++++ Data records ++++
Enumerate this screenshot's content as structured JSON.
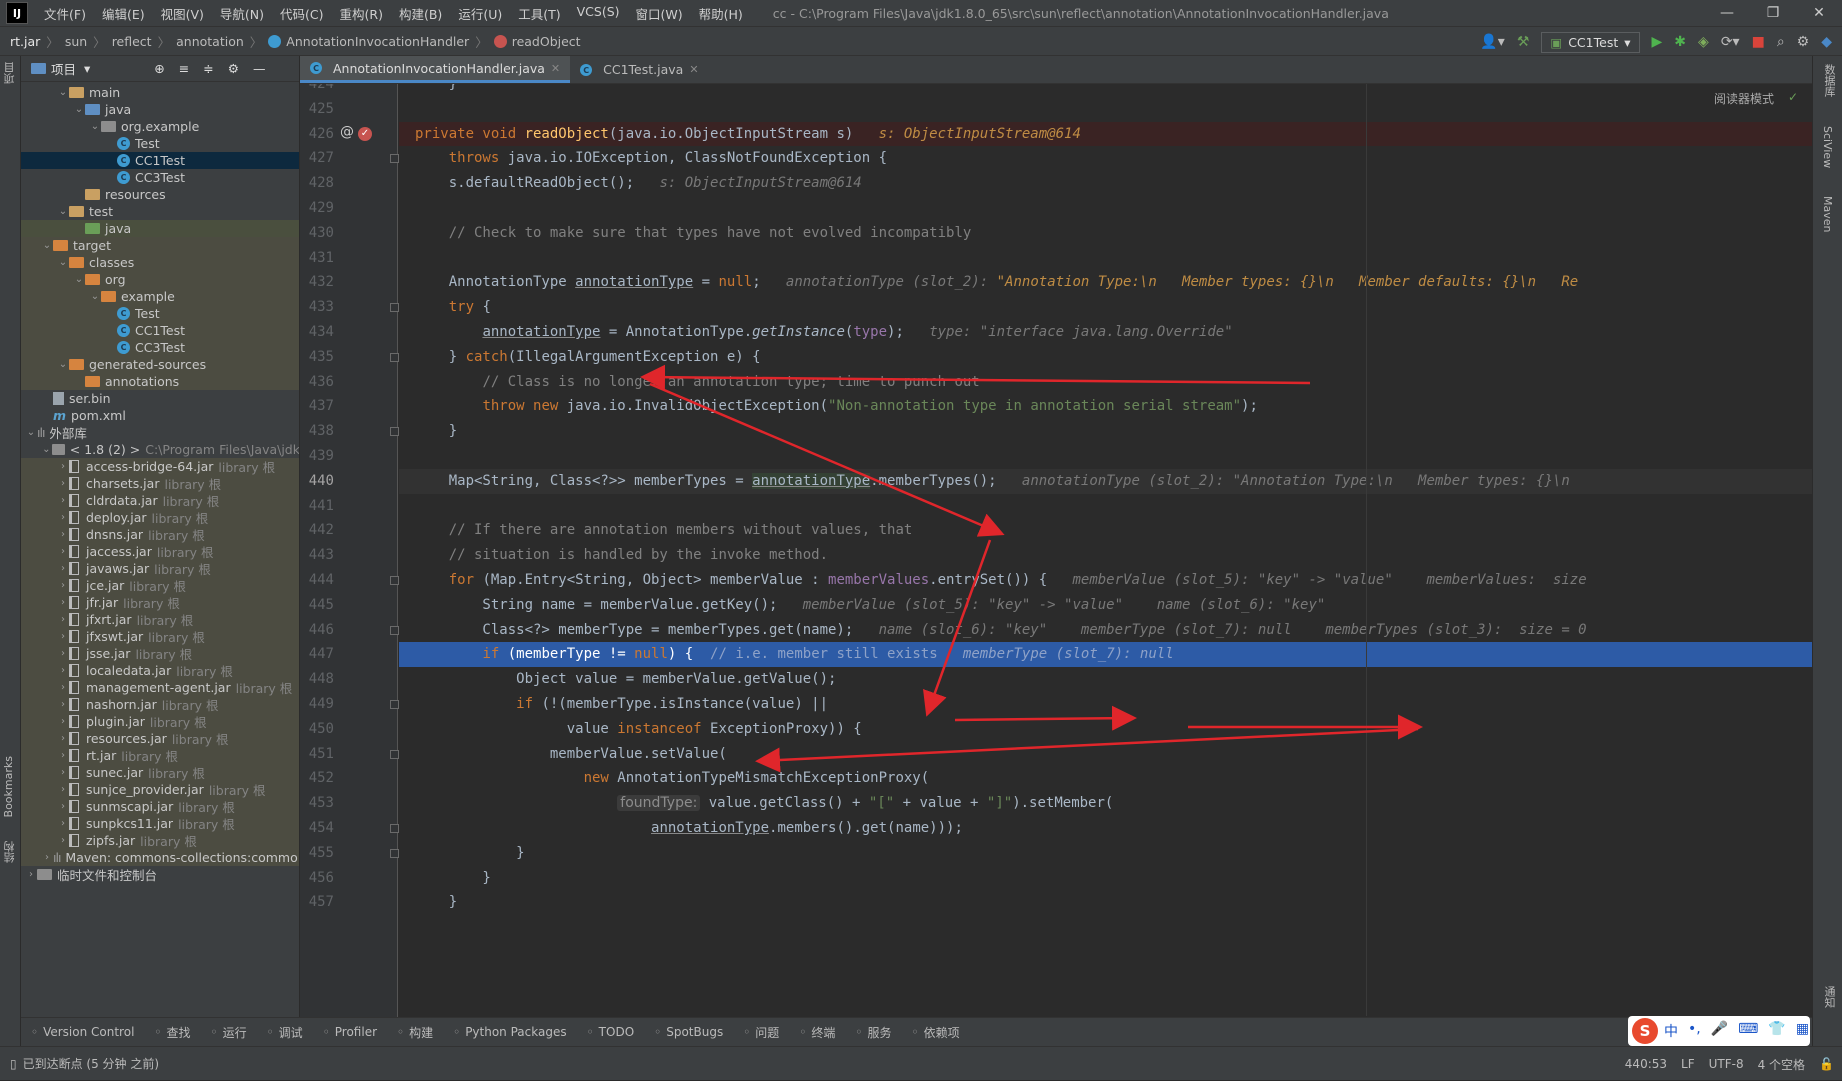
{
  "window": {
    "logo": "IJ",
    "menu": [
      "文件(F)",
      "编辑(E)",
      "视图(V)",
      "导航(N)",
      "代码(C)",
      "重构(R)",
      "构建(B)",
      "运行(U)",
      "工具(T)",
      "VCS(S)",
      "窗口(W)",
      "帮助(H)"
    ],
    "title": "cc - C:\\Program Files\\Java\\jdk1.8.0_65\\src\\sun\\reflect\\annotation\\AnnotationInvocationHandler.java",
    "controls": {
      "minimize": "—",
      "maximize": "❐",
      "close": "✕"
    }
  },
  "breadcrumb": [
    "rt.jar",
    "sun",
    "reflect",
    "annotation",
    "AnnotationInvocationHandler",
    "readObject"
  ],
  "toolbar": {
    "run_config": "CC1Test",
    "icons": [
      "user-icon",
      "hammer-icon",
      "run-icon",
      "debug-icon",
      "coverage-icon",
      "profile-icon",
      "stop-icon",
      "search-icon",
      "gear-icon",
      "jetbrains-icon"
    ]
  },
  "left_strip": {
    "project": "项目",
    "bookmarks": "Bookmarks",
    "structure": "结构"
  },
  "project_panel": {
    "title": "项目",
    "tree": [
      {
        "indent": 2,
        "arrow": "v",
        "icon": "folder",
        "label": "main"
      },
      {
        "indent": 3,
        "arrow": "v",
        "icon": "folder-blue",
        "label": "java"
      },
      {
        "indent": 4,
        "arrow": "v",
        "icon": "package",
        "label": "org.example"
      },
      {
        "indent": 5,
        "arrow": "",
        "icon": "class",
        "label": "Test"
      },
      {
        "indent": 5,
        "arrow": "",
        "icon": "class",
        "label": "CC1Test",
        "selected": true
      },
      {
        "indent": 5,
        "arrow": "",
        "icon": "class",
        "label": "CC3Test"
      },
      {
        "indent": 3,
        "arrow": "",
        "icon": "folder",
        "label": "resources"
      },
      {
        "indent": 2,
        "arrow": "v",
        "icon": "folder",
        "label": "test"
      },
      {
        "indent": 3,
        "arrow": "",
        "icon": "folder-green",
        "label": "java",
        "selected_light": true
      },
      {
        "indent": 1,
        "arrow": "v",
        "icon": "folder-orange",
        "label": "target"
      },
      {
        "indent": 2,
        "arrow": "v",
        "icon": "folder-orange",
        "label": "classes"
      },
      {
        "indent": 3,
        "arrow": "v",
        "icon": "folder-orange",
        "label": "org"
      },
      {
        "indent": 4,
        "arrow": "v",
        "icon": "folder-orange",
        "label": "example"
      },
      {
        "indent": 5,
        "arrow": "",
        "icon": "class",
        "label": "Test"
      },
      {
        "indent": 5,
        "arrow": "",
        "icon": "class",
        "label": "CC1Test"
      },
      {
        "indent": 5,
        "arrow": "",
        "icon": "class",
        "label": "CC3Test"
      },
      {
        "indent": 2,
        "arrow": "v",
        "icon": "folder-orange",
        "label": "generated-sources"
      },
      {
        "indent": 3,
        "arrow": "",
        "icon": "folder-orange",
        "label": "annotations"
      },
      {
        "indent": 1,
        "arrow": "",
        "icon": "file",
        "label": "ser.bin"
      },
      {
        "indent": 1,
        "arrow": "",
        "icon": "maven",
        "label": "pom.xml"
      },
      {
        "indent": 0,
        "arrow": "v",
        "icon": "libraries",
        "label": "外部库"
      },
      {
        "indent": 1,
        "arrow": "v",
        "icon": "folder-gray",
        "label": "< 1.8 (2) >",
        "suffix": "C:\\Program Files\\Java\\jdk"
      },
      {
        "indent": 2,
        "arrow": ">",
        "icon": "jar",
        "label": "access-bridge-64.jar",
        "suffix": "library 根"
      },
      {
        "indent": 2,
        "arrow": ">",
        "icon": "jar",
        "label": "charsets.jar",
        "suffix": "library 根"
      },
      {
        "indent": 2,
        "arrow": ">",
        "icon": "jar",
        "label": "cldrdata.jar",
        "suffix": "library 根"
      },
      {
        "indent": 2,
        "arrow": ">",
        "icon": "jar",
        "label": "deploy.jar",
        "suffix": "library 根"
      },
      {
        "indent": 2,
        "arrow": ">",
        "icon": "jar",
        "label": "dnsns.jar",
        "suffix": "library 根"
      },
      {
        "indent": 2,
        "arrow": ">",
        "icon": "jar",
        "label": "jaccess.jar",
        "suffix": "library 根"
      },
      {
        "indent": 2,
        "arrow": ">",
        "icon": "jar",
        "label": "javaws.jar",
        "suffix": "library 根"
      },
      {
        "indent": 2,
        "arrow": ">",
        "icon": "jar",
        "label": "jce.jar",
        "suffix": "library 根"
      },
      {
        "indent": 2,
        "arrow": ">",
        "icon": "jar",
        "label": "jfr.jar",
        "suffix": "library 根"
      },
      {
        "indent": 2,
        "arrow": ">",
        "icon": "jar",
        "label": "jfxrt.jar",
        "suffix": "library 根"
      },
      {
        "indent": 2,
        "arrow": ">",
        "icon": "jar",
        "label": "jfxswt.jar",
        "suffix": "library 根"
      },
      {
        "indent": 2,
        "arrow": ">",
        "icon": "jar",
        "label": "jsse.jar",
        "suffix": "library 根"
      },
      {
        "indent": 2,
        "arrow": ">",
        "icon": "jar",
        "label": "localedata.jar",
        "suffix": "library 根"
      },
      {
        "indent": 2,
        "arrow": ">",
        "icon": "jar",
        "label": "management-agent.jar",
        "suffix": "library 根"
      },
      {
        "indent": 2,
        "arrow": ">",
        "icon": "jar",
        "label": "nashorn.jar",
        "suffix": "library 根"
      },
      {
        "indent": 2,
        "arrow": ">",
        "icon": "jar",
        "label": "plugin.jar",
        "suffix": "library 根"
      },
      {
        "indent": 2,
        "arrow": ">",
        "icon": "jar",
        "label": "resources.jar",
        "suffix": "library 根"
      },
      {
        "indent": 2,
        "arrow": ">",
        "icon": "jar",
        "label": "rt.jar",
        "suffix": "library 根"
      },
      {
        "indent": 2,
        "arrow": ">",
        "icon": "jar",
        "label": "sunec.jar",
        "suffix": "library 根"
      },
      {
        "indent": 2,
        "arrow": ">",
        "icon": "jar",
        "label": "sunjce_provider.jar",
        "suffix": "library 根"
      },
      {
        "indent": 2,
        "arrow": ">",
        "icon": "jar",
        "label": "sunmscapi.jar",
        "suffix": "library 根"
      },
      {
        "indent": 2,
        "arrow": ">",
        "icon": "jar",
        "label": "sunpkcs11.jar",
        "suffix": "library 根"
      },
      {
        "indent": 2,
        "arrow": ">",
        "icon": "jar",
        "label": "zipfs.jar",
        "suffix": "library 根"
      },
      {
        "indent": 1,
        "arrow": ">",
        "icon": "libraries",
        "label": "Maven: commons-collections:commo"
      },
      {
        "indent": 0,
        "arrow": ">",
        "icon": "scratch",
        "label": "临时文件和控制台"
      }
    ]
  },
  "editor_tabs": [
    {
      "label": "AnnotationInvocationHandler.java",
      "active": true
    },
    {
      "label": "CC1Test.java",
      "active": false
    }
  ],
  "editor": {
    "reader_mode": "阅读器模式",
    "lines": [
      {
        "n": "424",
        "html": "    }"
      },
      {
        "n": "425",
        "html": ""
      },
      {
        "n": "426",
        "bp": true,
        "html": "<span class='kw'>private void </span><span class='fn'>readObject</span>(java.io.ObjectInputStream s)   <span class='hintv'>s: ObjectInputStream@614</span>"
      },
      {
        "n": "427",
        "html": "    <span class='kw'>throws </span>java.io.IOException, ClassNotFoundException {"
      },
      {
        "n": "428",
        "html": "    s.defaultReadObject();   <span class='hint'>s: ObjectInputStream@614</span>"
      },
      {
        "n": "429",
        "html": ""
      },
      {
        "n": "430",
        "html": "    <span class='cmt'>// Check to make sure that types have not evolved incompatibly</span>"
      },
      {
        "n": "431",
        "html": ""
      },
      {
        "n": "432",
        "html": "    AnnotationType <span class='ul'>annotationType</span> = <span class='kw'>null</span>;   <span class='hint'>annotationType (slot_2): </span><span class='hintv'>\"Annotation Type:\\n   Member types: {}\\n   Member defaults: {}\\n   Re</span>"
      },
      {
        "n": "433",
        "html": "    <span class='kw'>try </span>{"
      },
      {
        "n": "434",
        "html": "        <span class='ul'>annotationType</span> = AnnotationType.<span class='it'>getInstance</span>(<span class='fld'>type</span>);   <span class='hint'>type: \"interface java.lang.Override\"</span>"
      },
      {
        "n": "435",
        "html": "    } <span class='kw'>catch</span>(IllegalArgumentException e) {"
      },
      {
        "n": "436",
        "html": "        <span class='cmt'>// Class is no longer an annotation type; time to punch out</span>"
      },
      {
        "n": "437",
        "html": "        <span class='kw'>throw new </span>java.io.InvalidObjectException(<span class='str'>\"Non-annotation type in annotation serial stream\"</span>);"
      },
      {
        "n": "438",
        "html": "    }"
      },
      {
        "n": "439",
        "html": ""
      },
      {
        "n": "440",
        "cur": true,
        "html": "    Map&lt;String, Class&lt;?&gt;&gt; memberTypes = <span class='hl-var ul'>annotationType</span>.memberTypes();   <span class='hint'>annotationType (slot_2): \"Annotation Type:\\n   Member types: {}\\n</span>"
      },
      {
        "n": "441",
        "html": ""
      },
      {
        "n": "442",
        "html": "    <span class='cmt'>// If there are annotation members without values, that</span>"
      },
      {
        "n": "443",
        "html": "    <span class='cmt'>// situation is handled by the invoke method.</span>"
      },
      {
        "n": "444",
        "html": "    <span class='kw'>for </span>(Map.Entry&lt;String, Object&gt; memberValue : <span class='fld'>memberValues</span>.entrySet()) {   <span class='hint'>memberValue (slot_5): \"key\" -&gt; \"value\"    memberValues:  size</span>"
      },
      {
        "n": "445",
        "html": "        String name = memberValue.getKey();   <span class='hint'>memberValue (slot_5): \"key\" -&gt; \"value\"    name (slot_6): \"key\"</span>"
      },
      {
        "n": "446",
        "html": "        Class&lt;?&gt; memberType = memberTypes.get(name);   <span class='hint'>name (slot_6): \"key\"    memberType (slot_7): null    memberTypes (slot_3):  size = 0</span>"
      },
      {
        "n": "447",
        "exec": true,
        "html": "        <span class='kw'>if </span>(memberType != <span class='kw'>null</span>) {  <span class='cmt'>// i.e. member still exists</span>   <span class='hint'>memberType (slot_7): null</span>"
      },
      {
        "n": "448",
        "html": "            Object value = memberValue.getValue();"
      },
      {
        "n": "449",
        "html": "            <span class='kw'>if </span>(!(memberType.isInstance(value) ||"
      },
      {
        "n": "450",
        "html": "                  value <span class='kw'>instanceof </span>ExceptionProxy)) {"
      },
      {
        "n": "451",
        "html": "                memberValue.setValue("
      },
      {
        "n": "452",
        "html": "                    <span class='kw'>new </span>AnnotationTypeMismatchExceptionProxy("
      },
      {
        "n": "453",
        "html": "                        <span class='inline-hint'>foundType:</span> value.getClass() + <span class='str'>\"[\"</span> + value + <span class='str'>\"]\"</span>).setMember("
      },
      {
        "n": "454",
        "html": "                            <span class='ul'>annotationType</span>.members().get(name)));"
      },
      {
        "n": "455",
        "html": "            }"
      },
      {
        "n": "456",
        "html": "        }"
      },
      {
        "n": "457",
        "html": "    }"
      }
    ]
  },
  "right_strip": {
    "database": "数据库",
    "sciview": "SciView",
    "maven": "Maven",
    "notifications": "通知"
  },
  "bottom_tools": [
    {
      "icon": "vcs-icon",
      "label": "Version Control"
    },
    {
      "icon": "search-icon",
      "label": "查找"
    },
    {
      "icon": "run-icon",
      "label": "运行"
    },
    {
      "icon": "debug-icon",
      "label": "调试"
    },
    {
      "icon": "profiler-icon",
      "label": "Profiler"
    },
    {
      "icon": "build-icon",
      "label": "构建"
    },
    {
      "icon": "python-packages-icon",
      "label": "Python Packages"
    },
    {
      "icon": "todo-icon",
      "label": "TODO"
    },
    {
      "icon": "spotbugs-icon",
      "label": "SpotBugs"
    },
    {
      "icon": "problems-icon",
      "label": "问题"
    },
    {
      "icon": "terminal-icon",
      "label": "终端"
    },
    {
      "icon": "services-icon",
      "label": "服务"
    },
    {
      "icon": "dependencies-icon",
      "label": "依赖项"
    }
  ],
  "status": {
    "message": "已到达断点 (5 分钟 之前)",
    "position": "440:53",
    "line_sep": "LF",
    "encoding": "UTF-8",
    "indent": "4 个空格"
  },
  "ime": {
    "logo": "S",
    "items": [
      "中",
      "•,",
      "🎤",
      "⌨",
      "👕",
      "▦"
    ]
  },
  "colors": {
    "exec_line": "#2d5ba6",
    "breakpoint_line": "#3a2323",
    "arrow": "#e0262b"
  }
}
++++
++++ Data records ++++
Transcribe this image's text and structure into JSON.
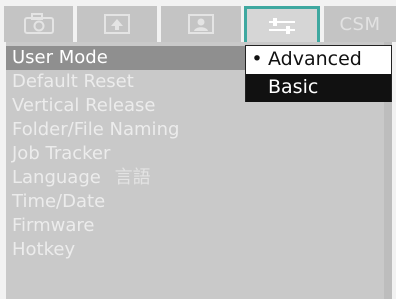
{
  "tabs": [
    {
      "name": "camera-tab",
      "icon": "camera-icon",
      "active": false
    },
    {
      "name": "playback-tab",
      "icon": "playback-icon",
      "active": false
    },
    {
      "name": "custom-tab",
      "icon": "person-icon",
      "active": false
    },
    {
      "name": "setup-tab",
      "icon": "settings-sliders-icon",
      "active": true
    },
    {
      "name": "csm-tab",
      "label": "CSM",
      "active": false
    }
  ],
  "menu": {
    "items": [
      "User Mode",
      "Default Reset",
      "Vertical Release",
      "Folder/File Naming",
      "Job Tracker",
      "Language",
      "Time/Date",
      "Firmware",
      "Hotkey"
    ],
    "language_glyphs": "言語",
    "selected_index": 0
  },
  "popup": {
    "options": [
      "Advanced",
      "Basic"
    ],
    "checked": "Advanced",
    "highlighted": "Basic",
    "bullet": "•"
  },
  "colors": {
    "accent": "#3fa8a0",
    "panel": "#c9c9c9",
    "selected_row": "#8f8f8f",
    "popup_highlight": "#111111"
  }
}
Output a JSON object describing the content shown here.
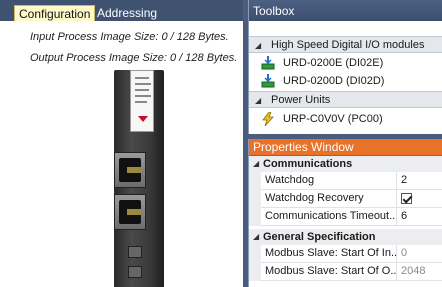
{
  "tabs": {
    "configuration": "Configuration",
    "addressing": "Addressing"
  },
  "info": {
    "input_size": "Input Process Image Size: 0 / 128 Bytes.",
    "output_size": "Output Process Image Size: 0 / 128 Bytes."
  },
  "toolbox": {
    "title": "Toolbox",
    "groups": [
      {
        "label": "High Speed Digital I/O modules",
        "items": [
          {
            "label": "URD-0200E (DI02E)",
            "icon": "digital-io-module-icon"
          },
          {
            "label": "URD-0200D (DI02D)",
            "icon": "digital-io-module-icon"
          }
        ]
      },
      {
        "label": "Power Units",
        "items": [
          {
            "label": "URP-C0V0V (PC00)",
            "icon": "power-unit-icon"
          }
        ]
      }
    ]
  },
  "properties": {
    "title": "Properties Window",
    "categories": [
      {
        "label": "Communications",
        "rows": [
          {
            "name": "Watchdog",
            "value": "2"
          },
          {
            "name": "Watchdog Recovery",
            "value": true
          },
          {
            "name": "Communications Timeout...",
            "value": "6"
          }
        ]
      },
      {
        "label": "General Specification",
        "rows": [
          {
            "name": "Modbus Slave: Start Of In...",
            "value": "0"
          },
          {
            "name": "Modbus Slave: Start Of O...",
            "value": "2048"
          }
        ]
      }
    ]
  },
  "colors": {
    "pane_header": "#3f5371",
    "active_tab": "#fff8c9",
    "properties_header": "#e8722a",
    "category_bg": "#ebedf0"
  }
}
++++
++++ Data records ++++
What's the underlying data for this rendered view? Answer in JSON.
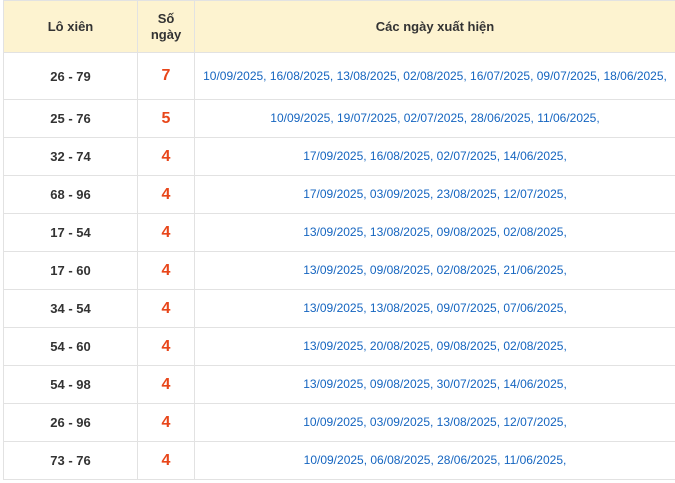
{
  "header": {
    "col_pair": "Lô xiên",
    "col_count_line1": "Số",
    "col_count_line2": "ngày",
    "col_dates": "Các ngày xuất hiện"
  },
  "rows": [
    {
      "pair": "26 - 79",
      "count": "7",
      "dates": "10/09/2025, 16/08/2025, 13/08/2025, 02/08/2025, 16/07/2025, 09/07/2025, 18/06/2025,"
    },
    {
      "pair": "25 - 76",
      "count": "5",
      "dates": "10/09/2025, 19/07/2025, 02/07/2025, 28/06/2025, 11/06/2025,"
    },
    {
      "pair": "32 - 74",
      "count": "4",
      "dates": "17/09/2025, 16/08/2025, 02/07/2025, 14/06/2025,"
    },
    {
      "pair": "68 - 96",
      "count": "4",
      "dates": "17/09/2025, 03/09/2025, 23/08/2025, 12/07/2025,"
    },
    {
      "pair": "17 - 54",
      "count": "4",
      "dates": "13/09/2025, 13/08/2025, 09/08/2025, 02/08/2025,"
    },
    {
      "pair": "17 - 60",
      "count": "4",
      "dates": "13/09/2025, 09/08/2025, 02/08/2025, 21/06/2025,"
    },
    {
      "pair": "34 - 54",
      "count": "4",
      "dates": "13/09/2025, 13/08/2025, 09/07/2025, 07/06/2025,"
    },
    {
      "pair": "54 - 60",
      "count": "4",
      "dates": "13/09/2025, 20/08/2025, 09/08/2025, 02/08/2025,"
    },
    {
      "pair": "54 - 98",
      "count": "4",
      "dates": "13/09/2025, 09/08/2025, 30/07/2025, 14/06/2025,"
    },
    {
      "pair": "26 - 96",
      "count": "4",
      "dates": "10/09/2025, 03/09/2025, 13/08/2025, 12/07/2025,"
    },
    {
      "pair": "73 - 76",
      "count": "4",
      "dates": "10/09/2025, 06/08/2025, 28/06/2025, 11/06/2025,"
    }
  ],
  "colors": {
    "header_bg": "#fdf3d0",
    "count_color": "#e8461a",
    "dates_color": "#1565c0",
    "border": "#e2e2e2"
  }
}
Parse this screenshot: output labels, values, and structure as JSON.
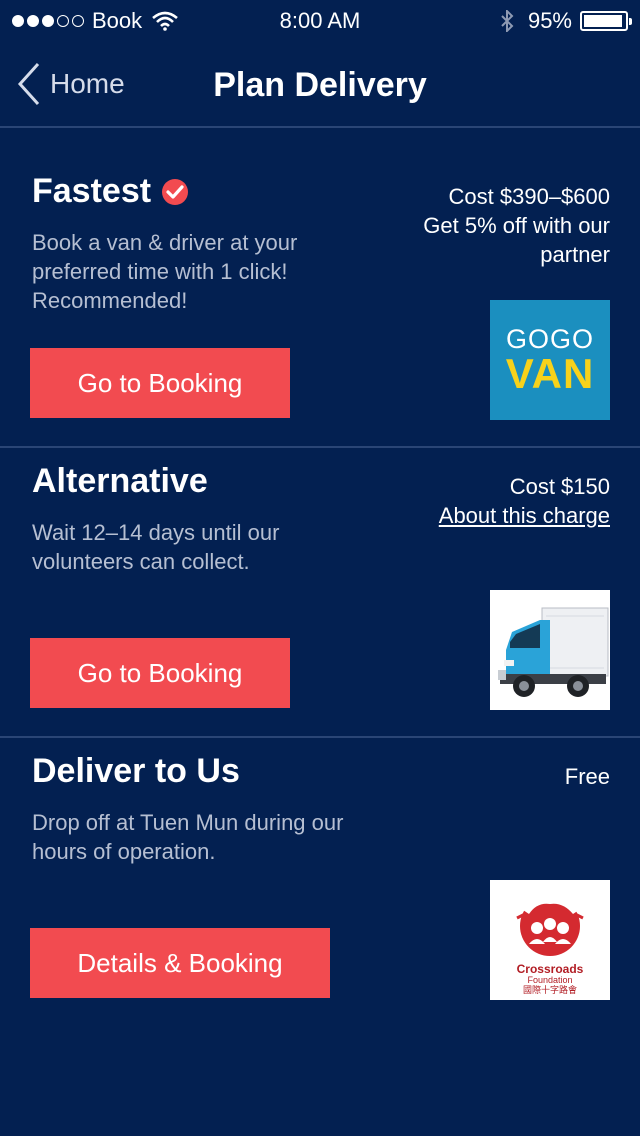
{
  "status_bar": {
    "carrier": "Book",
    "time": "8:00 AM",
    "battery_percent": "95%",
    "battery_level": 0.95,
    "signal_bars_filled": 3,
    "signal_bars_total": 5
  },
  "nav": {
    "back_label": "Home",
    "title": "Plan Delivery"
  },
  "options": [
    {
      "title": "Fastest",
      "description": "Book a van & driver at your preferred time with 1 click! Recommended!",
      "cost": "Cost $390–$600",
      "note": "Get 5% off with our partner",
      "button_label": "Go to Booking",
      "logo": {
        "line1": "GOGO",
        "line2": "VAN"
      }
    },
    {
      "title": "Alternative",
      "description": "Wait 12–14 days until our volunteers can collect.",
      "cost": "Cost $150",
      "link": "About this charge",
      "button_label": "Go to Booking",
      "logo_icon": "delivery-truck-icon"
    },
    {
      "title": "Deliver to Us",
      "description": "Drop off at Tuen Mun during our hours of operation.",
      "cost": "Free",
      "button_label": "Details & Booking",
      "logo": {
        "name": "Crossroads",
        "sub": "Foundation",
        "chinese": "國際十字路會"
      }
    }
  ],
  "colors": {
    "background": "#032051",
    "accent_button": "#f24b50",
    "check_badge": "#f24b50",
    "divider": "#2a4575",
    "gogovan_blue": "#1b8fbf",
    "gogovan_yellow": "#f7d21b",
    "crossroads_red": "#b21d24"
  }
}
++++
**Exercise aim:**
Tell how many lines above contain the word "ngày". Give the number alone.

**The completed task:**
2